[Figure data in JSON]
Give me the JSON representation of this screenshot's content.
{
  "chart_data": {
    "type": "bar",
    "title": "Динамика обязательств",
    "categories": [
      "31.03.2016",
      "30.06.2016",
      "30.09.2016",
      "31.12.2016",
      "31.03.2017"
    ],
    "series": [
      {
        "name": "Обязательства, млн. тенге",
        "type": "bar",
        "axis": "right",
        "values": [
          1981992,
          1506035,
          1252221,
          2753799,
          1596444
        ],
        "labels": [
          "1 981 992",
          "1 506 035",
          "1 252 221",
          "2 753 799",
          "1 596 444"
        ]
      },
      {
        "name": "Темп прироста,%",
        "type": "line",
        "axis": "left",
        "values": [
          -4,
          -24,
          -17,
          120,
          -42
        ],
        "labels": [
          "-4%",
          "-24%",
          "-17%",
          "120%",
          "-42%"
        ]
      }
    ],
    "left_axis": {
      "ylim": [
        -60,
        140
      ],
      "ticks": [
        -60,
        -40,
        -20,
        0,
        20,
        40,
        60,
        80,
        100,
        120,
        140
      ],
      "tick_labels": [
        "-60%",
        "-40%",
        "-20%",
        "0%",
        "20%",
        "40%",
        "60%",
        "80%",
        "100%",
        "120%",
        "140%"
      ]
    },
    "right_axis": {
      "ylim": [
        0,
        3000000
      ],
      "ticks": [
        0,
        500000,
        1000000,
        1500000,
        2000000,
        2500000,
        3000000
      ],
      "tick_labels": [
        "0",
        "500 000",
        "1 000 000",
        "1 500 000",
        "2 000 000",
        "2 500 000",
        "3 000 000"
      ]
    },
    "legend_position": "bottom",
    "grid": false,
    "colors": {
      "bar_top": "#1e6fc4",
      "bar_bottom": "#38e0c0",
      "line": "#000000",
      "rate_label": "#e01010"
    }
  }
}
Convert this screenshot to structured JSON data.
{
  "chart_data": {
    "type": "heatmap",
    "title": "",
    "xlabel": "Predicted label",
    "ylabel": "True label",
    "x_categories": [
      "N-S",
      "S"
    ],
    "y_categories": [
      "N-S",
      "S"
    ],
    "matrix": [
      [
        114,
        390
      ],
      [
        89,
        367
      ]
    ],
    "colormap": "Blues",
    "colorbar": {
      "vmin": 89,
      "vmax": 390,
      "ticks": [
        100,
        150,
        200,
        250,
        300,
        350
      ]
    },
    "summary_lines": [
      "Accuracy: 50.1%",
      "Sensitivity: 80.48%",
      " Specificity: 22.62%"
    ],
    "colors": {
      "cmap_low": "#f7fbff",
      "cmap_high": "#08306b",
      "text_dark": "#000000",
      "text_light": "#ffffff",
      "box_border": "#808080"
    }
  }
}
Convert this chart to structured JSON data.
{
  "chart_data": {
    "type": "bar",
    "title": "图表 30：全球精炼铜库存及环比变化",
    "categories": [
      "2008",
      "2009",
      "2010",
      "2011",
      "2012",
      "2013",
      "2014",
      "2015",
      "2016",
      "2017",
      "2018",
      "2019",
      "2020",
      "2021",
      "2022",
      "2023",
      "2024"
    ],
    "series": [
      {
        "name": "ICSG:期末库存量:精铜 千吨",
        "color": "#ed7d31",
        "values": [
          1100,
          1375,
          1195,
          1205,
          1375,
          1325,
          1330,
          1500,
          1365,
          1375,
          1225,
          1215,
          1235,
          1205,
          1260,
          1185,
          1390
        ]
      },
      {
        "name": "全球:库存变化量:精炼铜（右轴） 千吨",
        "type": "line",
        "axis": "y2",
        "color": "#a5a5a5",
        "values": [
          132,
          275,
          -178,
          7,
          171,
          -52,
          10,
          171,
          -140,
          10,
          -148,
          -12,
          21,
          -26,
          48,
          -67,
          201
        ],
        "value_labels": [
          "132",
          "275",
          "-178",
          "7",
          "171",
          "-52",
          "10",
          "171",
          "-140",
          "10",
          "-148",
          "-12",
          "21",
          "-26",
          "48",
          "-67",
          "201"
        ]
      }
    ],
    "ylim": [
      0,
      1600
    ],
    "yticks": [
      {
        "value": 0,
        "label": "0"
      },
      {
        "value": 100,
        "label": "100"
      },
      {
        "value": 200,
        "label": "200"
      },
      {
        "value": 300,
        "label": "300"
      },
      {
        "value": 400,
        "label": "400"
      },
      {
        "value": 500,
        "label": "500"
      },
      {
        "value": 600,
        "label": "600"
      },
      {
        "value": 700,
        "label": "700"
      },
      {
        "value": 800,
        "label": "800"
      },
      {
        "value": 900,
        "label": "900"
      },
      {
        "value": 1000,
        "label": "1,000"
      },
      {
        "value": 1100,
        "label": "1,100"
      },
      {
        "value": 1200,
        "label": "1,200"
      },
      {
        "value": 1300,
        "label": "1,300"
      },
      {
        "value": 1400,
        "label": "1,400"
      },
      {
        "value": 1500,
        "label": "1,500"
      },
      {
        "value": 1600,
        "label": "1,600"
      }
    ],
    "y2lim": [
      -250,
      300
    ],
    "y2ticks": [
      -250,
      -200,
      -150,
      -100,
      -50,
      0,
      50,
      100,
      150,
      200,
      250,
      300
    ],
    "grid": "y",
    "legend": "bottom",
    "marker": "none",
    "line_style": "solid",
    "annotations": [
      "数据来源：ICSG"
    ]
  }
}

GIVEN REQUEST - Your task is to reproduce all of the records exactly.

SOLUTION -
Give me the JSON representation of this screenshot's content.
{
  "chart_data": {
    "type": "bar",
    "title": "Динамика обязательств",
    "categories": [
      "31.03.2016",
      "30.06.2016",
      "30.09.2016",
      "31.12.2016",
      "31.03.2017"
    ],
    "series": [
      {
        "name": "Обязательства, млн. тенге",
        "type": "bar",
        "axis": "right",
        "values": [
          1981992,
          1506035,
          1252221,
          2753799,
          1596444
        ],
        "labels": [
          "1 981 992",
          "1 506 035",
          "1 252 221",
          "2 753 799",
          "1 596 444"
        ]
      },
      {
        "name": "Темп прироста,%",
        "type": "line",
        "axis": "left",
        "values": [
          -4,
          -24,
          -17,
          120,
          -42
        ],
        "labels": [
          "-4%",
          "-24%",
          "-17%",
          "120%",
          "-42%"
        ]
      }
    ],
    "left_axis": {
      "ylim": [
        -60,
        140
      ],
      "ticks": [
        -60,
        -40,
        -20,
        0,
        20,
        40,
        60,
        80,
        100,
        120,
        140
      ],
      "tick_labels": [
        "-60%",
        "-40%",
        "-20%",
        "0%",
        "20%",
        "40%",
        "60%",
        "80%",
        "100%",
        "120%",
        "140%"
      ]
    },
    "right_axis": {
      "ylim": [
        0,
        3000000
      ],
      "ticks": [
        0,
        500000,
        1000000,
        1500000,
        2000000,
        2500000,
        3000000
      ],
      "tick_labels": [
        "0",
        "500 000",
        "1 000 000",
        "1 500 000",
        "2 000 000",
        "2 500 000",
        "3 000 000"
      ]
    },
    "legend_position": "bottom",
    "grid": false,
    "colors": {
      "bar_top": "#1e6fc4",
      "bar_bottom": "#38e0c0",
      "line": "#000000",
      "rate_label": "#e01010"
    }
  }
}
Convert this screenshot to structured JSON data.
{
  "chart_data": {
    "type": "heatmap",
    "title": "",
    "xlabel": "Predicted label",
    "ylabel": "True label",
    "x_categories": [
      "N-S",
      "S"
    ],
    "y_categories": [
      "N-S",
      "S"
    ],
    "matrix": [
      [
        114,
        390
      ],
      [
        89,
        367
      ]
    ],
    "colormap": "Blues",
    "colorbar": {
      "vmin": 89,
      "vmax": 390,
      "ticks": [
        100,
        150,
        200,
        250,
        300,
        350
      ]
    },
    "summary_lines": [
      "Accuracy: 50.1%",
      "Sensitivity: 80.48%",
      " Specificity: 22.62%"
    ],
    "colors": {
      "cmap_low": "#f7fbff",
      "cmap_high": "#08306b",
      "text_dark": "#000000",
      "text_light": "#ffffff",
      "box_border": "#808080"
    }
  }
}
Convert this chart to structured JSON data.
{
  "chart_data": {
    "type": "bar",
    "title": "图表 30：全球精炼铜库存及环比变化",
    "categories": [
      "2008",
      "2009",
      "2010",
      "2011",
      "2012",
      "2013",
      "2014",
      "2015",
      "2016",
      "2017",
      "2018",
      "2019",
      "2020",
      "2021",
      "2022",
      "2023",
      "2024"
    ],
    "series": [
      {
        "name": "ICSG:期末库存量:精铜 千吨",
        "color": "#ed7d31",
        "values": [
          1100,
          1375,
          1195,
          1205,
          1375,
          1325,
          1330,
          1500,
          1365,
          1375,
          1225,
          1215,
          1235,
          1205,
          1260,
          1185,
          1390
        ]
      },
      {
        "name": "全球:库存变化量:精炼铜（右轴） 千吨",
        "type": "line",
        "axis": "y2",
        "color": "#a5a5a5",
        "values": [
          132,
          275,
          -178,
          7,
          171,
          -52,
          10,
          171,
          -140,
          10,
          -148,
          -12,
          21,
          -26,
          48,
          -67,
          201
        ],
        "value_labels": [
          "132",
          "275",
          "-178",
          "7",
          "171",
          "-52",
          "10",
          "171",
          "-140",
          "10",
          "-148",
          "-12",
          "21",
          "-26",
          "48",
          "-67",
          "201"
        ]
      }
    ],
    "ylim": [
      0,
      1600
    ],
    "yticks": [
      {
        "value": 0,
        "label": "0"
      },
      {
        "value": 100,
        "label": "100"
      },
      {
        "value": 200,
        "label": "200"
      },
      {
        "value": 300,
        "label": "300"
      },
      {
        "value": 400,
        "label": "400"
      },
      {
        "value": 500,
        "label": "500"
      },
      {
        "value": 600,
        "label": "600"
      },
      {
        "value": 700,
        "label": "700"
      },
      {
        "value": 800,
        "label": "800"
      },
      {
        "value": 900,
        "label": "900"
      },
      {
        "value": 1000,
        "label": "1,000"
      },
      {
        "value": 1100,
        "label": "1,100"
      },
      {
        "value": 1200,
        "label": "1,200"
      },
      {
        "value": 1300,
        "label": "1,300"
      },
      {
        "value": 1400,
        "label": "1,400"
      },
      {
        "value": 1500,
        "label": "1,500"
      },
      {
        "value": 1600,
        "label": "1,600"
      }
    ],
    "y2lim": [
      -250,
      300
    ],
    "y2ticks": [
      -250,
      -200,
      -150,
      -100,
      -50,
      0,
      50,
      100,
      150,
      200,
      250,
      300
    ],
    "grid": "y",
    "legend": "bottom",
    "marker": "none",
    "line_style": "solid",
    "annotations": [
      "数据来源：ICSG"
    ]
  }
}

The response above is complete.